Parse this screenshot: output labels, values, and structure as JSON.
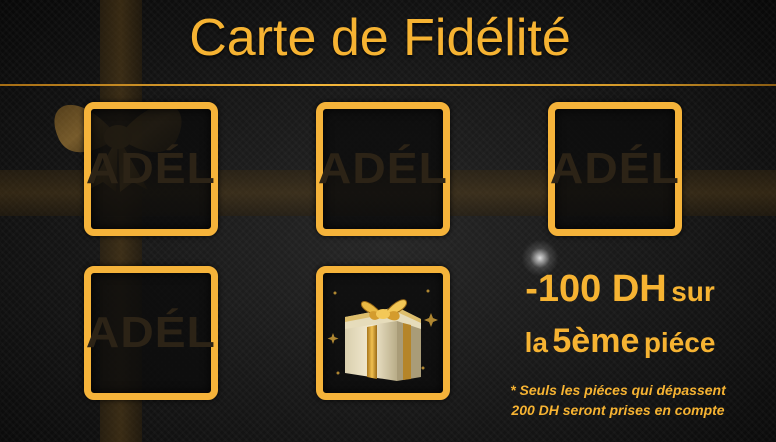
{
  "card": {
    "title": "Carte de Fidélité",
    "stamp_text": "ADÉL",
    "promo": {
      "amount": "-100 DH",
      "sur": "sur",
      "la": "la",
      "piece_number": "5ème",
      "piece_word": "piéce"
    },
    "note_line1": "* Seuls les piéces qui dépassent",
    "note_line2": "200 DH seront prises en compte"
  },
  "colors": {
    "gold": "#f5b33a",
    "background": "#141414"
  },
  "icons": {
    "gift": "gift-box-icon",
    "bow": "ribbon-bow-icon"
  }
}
☆ ☆ ☆ ☆ ☆
Exercise details:
From start to finish, output the listing exactly, but omit its pictures.

Expected answer:
Parse this screenshot: output labels, values, and structure as JSON.
{
  "card": {
    "title": "Carte de Fidélité",
    "stamp_text": "ADÉL",
    "promo": {
      "amount": "-100 DH",
      "sur": "sur",
      "la": "la",
      "piece_number": "5ème",
      "piece_word": "piéce"
    },
    "note_line1": "* Seuls les piéces qui dépassent",
    "note_line2": "200 DH seront prises en compte"
  },
  "colors": {
    "gold": "#f5b33a",
    "background": "#141414"
  },
  "icons": {
    "gift": "gift-box-icon",
    "bow": "ribbon-bow-icon"
  }
}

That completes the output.